◆ **Written problem**
Among the lines listed below, count those that include the string "dash", and state only the count.

(Figure record listings)
------------------------------------------------------------------------
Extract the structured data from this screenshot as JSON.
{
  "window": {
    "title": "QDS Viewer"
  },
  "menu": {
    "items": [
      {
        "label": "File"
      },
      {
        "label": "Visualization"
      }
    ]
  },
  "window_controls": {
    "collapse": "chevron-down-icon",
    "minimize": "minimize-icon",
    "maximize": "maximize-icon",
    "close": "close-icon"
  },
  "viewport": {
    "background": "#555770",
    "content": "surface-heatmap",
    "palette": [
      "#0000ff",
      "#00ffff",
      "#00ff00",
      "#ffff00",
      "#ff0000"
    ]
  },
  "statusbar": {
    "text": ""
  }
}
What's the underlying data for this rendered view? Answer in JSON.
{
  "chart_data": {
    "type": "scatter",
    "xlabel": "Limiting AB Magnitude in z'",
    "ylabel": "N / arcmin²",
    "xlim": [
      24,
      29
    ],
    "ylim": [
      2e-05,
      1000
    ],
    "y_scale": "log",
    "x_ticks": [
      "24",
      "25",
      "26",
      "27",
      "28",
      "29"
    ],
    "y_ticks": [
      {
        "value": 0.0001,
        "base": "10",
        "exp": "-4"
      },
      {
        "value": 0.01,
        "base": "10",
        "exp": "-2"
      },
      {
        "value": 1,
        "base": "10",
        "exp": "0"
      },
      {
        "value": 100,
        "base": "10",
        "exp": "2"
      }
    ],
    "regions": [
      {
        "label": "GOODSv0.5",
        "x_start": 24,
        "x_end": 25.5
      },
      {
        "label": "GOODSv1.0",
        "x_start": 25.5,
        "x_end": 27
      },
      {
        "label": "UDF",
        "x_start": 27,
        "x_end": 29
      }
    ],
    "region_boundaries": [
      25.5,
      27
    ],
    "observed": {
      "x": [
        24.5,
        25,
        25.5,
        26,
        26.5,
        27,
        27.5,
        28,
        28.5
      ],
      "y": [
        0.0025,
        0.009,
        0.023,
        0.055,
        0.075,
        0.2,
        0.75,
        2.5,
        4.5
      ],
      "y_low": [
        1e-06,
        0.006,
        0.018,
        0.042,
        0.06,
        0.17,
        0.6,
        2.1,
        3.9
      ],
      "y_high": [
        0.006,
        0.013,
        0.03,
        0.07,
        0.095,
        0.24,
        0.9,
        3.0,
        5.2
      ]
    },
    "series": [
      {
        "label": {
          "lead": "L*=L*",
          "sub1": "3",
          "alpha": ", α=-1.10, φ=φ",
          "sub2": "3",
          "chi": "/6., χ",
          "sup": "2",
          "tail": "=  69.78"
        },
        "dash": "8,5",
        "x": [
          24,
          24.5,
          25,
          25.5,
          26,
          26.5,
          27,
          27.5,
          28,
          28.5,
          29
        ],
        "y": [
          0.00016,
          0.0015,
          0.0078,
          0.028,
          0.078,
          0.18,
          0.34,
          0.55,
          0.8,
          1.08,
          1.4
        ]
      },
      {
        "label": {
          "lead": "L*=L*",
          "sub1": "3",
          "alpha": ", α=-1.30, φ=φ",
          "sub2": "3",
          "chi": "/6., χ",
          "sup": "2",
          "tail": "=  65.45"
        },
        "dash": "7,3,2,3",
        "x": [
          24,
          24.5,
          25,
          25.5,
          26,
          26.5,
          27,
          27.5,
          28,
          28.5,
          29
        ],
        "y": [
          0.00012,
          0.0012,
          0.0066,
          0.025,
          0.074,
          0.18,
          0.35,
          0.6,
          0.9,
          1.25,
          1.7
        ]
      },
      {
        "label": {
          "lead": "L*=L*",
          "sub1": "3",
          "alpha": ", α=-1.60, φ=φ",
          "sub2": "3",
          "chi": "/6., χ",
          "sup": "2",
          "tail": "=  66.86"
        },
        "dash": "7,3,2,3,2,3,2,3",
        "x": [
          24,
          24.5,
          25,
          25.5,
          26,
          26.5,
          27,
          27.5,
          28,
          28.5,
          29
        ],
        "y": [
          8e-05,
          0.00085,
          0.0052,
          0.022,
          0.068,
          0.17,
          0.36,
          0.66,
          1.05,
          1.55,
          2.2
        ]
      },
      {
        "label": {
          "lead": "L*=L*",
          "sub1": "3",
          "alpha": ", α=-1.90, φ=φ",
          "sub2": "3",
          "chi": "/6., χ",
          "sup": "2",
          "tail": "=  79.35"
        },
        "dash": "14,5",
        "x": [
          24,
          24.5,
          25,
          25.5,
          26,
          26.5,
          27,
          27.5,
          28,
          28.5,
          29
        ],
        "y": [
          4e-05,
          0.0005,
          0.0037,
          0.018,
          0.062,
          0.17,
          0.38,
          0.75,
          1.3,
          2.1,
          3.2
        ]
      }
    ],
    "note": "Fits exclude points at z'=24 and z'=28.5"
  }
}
------------------------------------------------------------------------
◆ **Exercise response**
4